Problem description:
Filter the data below for the string "source" and copy each matching line.

Data shown:
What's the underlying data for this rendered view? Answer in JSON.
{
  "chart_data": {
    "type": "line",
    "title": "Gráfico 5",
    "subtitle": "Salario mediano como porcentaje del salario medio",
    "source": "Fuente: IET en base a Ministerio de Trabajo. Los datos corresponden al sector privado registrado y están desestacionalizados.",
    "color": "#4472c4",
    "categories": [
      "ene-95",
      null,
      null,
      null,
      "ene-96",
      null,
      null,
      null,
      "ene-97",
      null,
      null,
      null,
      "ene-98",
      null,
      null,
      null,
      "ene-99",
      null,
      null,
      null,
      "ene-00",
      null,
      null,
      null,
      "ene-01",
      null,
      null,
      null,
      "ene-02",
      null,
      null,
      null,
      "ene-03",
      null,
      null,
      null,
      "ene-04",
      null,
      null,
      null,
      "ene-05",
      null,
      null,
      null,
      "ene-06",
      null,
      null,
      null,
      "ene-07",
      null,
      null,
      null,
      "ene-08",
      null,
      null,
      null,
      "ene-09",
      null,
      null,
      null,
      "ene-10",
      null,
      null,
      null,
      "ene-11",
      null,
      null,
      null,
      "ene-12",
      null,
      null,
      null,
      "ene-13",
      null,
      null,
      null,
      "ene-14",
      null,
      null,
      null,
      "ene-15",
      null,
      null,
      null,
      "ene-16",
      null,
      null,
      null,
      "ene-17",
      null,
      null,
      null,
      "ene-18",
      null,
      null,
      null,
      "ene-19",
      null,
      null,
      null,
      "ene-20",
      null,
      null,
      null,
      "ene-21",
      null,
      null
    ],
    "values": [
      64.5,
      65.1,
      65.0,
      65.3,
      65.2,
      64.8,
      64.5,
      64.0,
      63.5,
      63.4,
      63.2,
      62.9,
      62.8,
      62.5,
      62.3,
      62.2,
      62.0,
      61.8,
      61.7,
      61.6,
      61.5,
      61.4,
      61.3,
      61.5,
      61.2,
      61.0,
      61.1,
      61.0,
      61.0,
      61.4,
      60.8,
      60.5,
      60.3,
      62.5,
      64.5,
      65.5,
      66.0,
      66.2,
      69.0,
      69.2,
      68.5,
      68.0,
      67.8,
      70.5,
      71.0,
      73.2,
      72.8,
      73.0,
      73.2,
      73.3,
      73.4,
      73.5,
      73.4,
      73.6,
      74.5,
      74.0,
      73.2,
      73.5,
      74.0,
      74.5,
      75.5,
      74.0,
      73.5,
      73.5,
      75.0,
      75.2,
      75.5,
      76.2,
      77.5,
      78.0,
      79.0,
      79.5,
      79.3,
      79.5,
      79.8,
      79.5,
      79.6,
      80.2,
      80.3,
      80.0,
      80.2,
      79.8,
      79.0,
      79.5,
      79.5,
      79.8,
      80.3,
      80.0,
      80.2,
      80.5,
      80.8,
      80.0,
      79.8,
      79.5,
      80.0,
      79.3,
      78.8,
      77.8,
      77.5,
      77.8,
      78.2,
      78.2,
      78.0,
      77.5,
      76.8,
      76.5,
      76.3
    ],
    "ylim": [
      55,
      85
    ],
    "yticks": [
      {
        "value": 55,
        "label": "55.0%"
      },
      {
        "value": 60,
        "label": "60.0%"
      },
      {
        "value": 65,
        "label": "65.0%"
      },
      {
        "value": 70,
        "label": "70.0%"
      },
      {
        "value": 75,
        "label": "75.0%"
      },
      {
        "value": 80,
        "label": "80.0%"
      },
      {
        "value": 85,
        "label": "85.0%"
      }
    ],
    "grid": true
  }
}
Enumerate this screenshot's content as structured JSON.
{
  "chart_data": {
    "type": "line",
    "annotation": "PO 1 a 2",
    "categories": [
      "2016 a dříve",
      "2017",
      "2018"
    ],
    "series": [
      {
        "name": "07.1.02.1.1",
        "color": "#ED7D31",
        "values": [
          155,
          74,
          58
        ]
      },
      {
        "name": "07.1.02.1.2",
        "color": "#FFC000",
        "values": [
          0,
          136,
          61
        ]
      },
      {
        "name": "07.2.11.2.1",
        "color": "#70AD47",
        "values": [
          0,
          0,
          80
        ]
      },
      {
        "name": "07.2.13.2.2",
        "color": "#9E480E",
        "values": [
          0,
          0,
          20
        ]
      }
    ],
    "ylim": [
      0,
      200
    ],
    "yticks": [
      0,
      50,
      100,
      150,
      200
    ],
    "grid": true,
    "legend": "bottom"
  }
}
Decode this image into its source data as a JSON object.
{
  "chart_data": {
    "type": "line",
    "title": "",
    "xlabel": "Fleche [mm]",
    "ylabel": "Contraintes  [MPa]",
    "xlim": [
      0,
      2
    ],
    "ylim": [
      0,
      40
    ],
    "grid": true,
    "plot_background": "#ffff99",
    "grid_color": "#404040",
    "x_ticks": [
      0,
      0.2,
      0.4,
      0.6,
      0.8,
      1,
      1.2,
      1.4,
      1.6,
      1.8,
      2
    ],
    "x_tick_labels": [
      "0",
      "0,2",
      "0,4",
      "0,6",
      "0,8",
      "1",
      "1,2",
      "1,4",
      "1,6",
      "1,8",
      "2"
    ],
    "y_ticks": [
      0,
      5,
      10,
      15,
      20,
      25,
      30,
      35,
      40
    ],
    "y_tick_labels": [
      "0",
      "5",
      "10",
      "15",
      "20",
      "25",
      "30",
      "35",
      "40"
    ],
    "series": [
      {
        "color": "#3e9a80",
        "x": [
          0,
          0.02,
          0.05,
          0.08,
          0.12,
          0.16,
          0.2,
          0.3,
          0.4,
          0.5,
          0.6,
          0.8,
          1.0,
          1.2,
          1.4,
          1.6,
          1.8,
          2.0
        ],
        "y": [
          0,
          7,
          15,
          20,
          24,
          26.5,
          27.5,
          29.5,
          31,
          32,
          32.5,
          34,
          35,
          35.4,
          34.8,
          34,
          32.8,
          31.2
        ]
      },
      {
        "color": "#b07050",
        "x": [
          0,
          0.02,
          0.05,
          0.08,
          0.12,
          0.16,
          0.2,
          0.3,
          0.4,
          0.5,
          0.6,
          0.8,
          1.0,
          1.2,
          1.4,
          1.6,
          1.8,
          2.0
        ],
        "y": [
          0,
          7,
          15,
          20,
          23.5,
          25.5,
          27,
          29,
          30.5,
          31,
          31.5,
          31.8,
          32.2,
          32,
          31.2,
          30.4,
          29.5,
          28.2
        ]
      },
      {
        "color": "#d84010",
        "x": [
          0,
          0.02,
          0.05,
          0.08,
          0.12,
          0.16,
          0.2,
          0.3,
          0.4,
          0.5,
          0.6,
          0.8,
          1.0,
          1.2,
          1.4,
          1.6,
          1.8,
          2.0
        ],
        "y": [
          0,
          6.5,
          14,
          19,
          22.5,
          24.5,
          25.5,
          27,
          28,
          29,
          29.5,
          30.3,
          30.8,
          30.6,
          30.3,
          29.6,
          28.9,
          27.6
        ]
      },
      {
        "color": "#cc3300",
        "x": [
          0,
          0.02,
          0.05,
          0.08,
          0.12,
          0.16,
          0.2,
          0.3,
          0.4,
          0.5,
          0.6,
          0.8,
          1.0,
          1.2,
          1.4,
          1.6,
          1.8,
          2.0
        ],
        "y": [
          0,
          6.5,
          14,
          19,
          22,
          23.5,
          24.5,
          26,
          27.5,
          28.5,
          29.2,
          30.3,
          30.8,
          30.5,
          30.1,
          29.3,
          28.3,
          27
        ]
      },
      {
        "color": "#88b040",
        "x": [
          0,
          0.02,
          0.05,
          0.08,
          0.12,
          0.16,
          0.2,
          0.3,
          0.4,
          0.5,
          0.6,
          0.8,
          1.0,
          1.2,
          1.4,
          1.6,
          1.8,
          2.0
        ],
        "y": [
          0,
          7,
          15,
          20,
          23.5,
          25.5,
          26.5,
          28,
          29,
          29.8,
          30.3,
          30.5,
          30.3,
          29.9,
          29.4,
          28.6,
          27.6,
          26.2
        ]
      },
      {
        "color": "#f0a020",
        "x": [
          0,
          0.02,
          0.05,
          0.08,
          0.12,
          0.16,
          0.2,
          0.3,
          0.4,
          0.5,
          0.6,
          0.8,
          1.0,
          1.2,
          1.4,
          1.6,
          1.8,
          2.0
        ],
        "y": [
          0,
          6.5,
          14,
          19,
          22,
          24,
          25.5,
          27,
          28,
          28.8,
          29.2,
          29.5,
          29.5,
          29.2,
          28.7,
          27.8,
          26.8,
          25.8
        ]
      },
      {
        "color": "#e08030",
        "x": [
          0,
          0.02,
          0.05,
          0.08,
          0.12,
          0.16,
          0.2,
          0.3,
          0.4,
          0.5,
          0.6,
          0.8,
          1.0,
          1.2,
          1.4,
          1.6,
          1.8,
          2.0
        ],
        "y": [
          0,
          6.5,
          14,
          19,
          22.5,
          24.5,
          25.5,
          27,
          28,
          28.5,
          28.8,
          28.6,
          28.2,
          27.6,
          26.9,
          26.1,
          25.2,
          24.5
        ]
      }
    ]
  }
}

Solution for this exercise:
    "source": "Fuente: IET en base a Ministerio de Trabajo. Los datos corresponden al sector privado registrado y están desestacionalizados.",
Decode this image into its source data as a JSON object.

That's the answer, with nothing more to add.